### What the task asks:
According to the whale-watching text below, which whale is the mother of the calf T49A6?

### Page text:
════════

2022 has been a great year for new Bigg’s killer whale calves being born. Here is another little one that we saw numerous times this year. T49A6 was born early in 2022 and the mom is T49A (Nan). This is Nan’s 6th offspring, and so far she’s had 4 boys, and one girl. We don’t know the gender of the new calf yet. Enjoy some photos of T49A6 with the family from our last sighting of the pod on Oct 29!
We often tell passengers that you never know when one of those National Geographic moments might happen. April 9 we had one of those extraordinary moments just outside of Edmonds. The day started out with lots of promise when Captain Trevor spotted transient killer whales circling around at Possession Point about an hour before our trip even started. Once underway we found the T65A pod, and part of the T77 pod within 5 minutes and noticed they hadn’t moved at all since Trevor’s first spotting.
It was obvious, by all the birds circling above them they were eating a meal. They continued to eat their meal for our entire visit and towards the end a few of the orcas started punting large pieces of their prey 20-30 feet into the air! Killer whales punt stuff by turning upside down and swiping their tail flukes at their target. This is a tactic they often use to stun and injure their prey while it’s still alive, but they are also known to do this as a potential form of sport. There were plenty of “swing and a miss” moments, but the black and whites also hit their target on a handful of occasions, sending the skin/blubber flying high.
At that point we started to speculate what the prey might have been and the evidence pointed towards a very large animal such as a small minke whale or an elephant seal. The tremendous size of the oil slick on the surface of the water was one clue, as it was much larger than normal. The color of the skin on the prey remnants they were kicking into the air did not match harbor seal, Steller sea lion, California sea lion, or harbor porpoise (their most common prey items). The best color matches seemed to be for a minke whale or an elephant seal. Elephant seals are rare but we definitely see them in that area of Puget Sound from time to time. Minke whales are also rare in that area, but two of them were spotted nearby just the day before. Perhaps we will never know what they did kill on that day but its always fun to speculate and lean on past experiences to try and come up with an answer. Enjoy some pictures from the punt-fest.
We sure had a great opening month for whale watching this year. We’ve had higher than normal numbers of gray whales returning so far and we’ve been blessed with a fair share of orca sightings too! So far we’ve seen 13 different gray whales on our trips including CRC 21, 44, 53, 56, 185, 383, 531, 723, 2249, 2255, 2259, 2261, and 2356. A few other gray whales have also been reported in the area too. It is especially exciting that many of these gray whales are relative newcomers that have decided to come back again after their initial visits to our area in 2019 and 2020. Now that some of these “newbie” whales have come back more than one time we are hopeful that they will become part of our regular “Sounder” group that visits every spring. April tends to be the peak of gray whale watching for us so its possible that we could have even more gray whales returning this month, but we will see. This is an important feeding stop for these gray whales during their migration northward. They arrive very skinny from having not eaten much while they are in the protected lagoons in Baha California, Mexico, where they are focused on mating and calving. Recent research using drone photography has shown that these gray whale’s body condition can improve significantly in the manner of only a few weeks time. Ghost shrimp, or sand shrimp are believed to be the primary target for these hungry gray whales while they are here and they feed mostly around high tide when the intertidal zone is accessible to them.
Besides having larger numbers of gray whales we’ve also had plenty of transient killer whale sightings too. Since our spring gray whale trips are only 2 1/2 hours long the orcas have to be relatively close to the prime gray whale habitat for us to be able to “double up” with two species in one trip. Luckily transient killer whales also like some of the same waterways as our grays and they have been close by on several occasions for our trips. So far this year we’ve seen the T46 pod, T65A pod, T77 pod, and the T137 pod. All of those pods are frequent visitors to Puget Sound except for the T77 pod which accompanied the veteran T65A pod when they visited us in March. Enjoy some photos here from our first month of trips.

════════

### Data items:
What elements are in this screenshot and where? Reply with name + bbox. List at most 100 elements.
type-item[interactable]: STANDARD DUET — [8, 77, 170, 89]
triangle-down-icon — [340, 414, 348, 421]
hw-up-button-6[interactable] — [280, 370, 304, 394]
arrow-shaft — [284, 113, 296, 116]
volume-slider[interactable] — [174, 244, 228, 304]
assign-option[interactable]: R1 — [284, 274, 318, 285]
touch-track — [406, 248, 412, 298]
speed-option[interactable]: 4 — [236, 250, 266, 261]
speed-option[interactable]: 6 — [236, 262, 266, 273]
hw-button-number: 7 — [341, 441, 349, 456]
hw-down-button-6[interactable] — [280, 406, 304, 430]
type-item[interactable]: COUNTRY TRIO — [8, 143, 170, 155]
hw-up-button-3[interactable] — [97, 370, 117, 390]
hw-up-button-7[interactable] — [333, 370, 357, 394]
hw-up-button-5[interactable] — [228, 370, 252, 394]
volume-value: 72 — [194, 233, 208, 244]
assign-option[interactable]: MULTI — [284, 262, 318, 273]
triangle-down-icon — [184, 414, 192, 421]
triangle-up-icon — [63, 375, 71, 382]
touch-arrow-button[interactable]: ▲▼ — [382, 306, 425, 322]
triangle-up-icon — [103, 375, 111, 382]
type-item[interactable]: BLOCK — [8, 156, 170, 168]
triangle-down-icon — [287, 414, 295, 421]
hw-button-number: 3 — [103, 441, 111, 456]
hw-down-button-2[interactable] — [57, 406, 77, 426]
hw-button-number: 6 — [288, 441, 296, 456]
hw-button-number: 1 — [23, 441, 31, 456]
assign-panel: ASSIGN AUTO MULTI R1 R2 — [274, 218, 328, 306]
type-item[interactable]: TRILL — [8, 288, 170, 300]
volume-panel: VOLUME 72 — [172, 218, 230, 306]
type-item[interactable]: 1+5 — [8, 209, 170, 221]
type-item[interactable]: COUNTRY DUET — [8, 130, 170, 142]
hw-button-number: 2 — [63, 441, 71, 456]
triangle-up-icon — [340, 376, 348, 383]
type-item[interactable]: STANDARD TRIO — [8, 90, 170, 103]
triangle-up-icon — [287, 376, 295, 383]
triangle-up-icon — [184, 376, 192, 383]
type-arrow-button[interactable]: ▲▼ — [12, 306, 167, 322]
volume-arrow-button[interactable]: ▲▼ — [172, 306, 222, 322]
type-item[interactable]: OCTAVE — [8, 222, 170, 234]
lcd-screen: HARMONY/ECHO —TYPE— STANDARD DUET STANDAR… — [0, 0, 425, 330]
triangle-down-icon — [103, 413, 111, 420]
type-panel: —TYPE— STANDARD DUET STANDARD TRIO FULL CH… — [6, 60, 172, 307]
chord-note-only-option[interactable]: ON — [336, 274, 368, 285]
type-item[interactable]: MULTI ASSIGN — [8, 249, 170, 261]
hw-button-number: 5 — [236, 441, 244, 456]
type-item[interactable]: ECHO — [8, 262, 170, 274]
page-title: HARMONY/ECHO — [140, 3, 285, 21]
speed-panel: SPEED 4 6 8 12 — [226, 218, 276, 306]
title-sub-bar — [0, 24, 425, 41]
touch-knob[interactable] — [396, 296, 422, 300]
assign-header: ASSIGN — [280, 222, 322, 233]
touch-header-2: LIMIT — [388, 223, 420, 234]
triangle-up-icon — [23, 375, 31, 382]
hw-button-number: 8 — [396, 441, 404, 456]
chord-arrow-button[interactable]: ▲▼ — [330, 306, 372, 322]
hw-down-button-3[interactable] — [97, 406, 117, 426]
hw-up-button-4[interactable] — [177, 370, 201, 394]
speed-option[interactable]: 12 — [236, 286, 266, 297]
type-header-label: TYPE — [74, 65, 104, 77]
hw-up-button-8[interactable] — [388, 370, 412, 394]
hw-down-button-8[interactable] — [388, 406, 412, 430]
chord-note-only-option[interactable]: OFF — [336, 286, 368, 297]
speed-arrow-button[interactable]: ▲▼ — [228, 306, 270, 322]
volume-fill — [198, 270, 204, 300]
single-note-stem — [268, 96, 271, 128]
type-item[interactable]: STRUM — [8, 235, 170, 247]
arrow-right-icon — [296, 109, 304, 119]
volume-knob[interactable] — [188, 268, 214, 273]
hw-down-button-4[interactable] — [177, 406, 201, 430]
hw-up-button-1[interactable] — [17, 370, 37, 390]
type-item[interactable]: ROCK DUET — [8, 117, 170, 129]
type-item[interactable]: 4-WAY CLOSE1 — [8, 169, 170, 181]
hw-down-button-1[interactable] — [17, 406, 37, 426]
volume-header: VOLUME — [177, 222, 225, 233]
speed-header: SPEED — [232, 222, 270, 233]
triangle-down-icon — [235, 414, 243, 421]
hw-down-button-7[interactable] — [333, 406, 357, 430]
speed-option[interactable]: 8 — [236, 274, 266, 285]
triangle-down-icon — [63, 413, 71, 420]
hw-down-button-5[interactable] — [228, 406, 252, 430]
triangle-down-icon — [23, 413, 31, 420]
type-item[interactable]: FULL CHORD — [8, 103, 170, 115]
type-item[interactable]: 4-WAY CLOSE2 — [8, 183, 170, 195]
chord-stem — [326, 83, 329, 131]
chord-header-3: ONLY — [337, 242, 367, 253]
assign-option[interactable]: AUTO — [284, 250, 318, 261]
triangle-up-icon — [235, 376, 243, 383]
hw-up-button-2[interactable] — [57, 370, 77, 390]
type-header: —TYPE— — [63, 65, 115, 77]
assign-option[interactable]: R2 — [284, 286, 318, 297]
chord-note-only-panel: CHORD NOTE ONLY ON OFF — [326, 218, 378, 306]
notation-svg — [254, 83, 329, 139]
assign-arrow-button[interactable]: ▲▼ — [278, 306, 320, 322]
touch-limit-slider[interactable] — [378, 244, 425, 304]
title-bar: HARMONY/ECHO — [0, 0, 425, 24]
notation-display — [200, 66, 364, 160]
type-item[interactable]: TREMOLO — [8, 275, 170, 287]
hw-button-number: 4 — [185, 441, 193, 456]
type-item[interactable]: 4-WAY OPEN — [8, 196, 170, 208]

════════

### Result for this exercise:
T49A, also called Nan.